───── Extract provided

June 1, 2009 in Internet

Reviews of Microsoft’s new search engine Bing keep rolling in – and are utterly disappointing. I’m talking about the reviews, not the engine. Invariably, the reviewing site searches for itself followed by a few key words the site finds relevant. The most “helpful” reviews show side by side screenshots of Google and Bing.

Forgive me for doubting if a handful of words and a screenshot can sum up the quality of an index covering billions of quieries, particularly when quality is such a subjective evaluation. By design, the sample searches are artificial, and it is impossible to ascertain whether the results are relevant. One user’s search for “technology” is not the same as another’s and such methods in no way account for the intent of the user.

But even more, I find it funny that people would listen to “reviews” of something like a search engine, which has literally zero cost of trying. Even worse are the video reviews – why would anyone watch someone else doing something which they could do just as well themselves with absolutely no training?

──────────
───── Data segment

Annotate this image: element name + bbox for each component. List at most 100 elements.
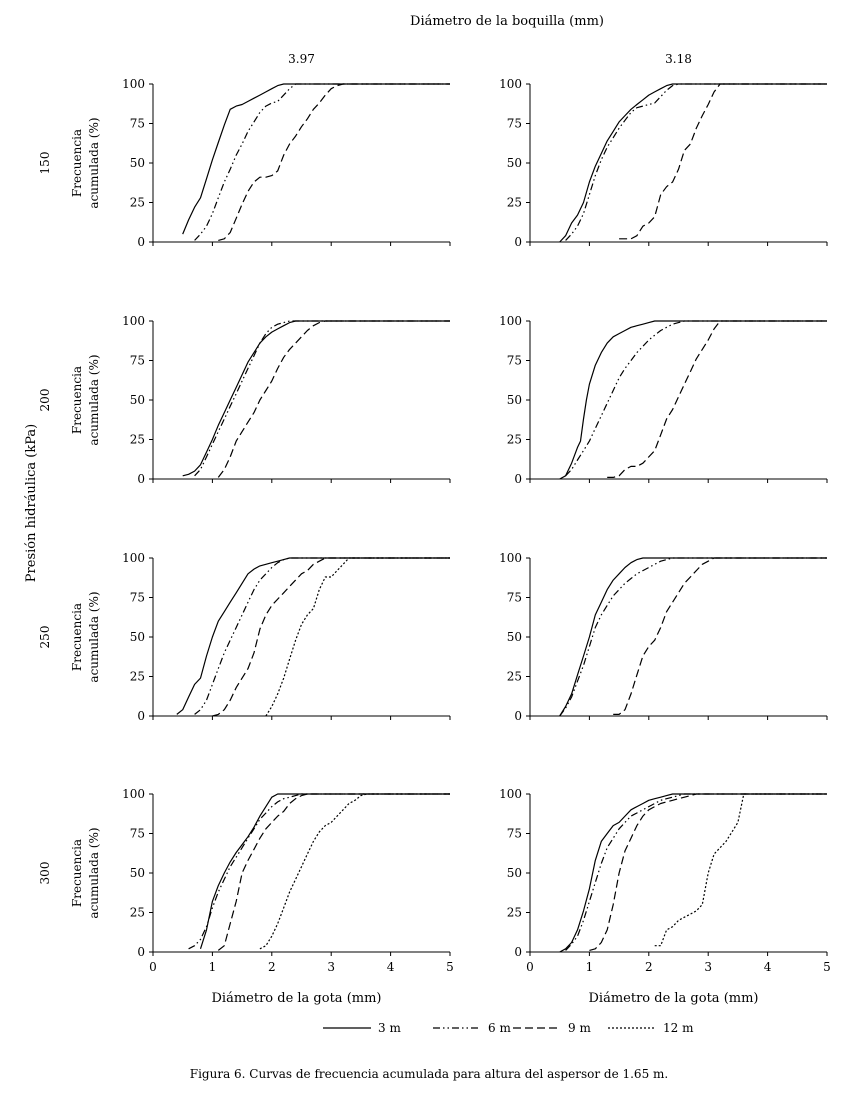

──────────

Brief 1: From the post about reviews of Bing, reproduce word for word the passage starting with "But even more, I" and going on through "absolutely no training?".
Brief 2: Write the next part of the post on Bing reviews, picking up right after its final sentence.

Answer 1:
But even more, I find it funny that people would listen to “reviews” of something like a search engine, which has literally zero cost of trying. Even worse are the video reviews – why would anyone watch someone else doing something which they could do just as well themselves with absolutely no training?

Answer 2:
Which is why, starting today, I have made Bing my default search engine in Chrome. Over the next few days I will use it as my search page. If I like it, I’ll stay. If I miss Google, I’ll go back. Inherently, this method of assessing Bing is far more comprehensive than making a decision based on just one or two sample searches. Already, I’m impressed by some of the features – video autoplay, search result preview, even the option to open searches in a new window.

But after saying all that, I did a comparison search for “Bing review”. Google’s results discuss the new search engine exclusivly. Bing’s results don’t include the site at all.

Go figure.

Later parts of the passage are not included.